-- Start --
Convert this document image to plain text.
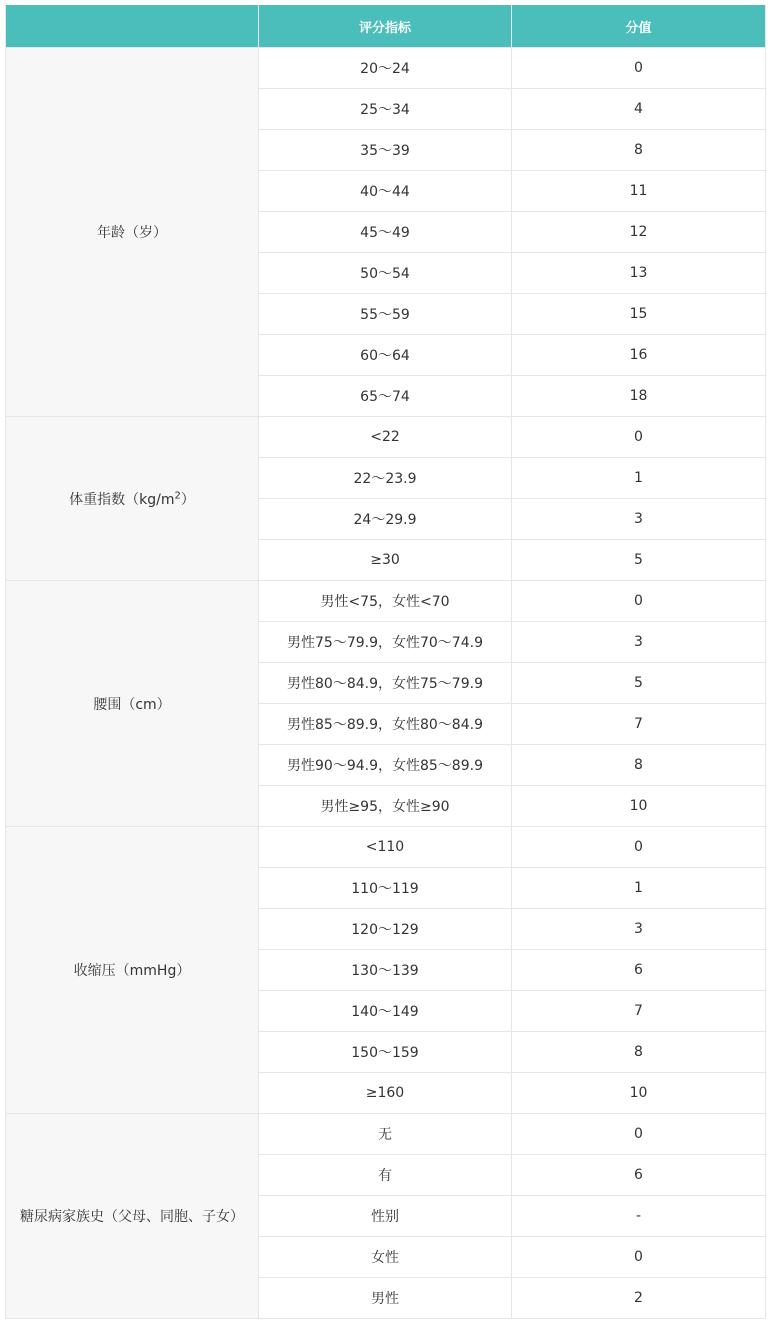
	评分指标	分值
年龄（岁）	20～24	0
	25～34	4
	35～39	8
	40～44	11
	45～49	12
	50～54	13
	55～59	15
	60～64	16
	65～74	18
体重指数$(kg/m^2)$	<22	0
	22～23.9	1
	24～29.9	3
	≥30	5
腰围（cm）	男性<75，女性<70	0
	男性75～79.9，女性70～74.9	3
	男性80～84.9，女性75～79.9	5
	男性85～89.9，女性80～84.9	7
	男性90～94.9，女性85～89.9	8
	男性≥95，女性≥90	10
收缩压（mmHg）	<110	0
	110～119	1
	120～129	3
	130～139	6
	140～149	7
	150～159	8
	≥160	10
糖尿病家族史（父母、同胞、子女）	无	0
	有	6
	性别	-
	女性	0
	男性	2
-- End --
-- Start --
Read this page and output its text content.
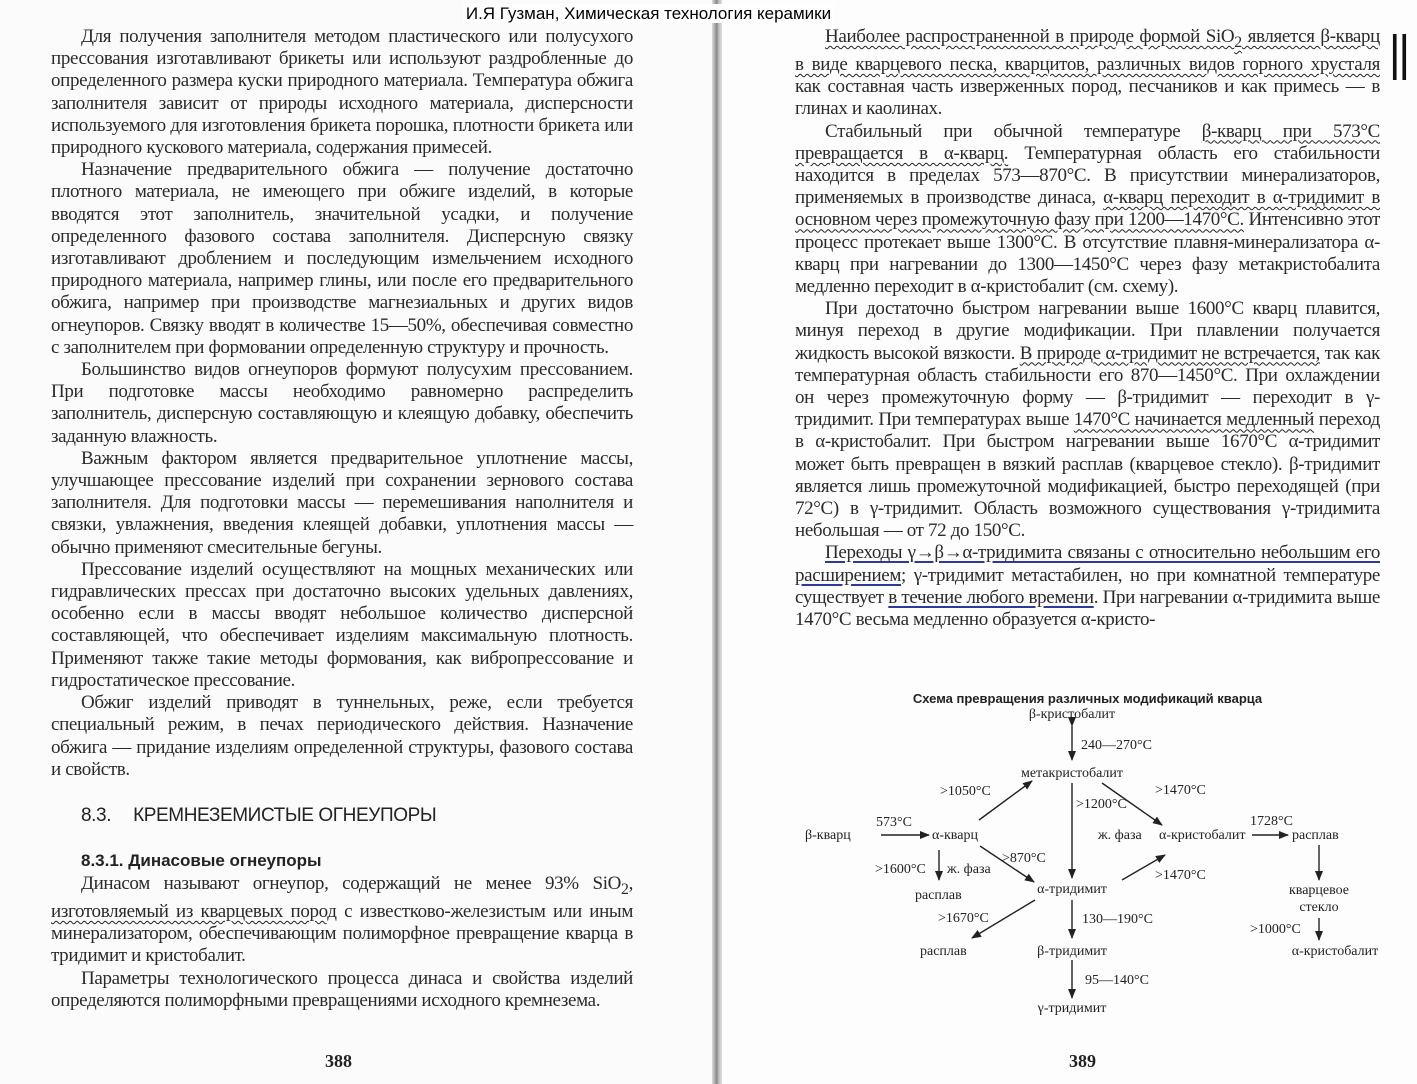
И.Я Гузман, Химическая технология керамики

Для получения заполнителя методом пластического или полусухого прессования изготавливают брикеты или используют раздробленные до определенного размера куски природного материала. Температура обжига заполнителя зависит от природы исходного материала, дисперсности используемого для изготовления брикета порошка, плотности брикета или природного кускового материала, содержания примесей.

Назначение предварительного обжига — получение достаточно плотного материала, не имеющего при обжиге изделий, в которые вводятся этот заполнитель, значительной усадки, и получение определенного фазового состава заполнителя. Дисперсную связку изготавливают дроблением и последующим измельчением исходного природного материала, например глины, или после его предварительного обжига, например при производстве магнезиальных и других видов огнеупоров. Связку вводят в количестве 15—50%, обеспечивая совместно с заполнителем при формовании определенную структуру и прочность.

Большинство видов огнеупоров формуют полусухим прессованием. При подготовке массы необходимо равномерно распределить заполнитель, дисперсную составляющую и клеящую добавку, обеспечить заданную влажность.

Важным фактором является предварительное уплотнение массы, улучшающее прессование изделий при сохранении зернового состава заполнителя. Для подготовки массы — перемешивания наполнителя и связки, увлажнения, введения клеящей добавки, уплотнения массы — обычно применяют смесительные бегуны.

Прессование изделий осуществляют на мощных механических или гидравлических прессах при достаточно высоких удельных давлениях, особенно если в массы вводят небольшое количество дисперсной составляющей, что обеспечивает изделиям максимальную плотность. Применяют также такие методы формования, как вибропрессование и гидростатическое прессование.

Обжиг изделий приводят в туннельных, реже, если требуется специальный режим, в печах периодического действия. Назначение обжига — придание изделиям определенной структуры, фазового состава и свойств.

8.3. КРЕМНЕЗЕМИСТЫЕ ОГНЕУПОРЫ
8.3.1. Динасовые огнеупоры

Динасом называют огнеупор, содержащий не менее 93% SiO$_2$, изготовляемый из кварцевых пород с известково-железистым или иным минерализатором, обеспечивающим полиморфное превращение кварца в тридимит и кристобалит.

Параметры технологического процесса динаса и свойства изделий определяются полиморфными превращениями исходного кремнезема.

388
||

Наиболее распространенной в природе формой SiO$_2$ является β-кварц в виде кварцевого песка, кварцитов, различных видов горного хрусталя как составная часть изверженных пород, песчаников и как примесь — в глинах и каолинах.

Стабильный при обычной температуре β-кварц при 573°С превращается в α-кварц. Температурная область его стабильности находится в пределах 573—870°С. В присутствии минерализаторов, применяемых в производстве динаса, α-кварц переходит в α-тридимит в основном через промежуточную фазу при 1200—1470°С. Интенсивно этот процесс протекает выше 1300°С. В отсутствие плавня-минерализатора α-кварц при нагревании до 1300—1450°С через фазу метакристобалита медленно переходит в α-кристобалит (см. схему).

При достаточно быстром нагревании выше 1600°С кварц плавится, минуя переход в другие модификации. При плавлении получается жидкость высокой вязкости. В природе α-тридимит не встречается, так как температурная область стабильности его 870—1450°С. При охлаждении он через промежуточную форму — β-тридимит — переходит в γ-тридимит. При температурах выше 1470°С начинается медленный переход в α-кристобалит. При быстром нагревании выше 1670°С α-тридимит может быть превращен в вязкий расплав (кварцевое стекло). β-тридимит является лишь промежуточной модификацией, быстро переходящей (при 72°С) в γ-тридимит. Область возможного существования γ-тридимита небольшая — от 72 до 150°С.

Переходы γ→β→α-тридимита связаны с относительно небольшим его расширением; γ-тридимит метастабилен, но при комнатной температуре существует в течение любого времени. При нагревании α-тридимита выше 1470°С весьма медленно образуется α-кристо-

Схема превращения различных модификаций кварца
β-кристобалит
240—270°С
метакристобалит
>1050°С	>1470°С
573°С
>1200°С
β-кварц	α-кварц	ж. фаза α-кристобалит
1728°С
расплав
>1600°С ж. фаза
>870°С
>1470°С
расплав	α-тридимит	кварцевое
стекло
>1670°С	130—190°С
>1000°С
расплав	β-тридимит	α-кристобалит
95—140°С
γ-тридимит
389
-- End --
• _Exercise instructions_:
Tally up the lines of the listing containing the word "text". Give only the total.

• _Result of the task_:
2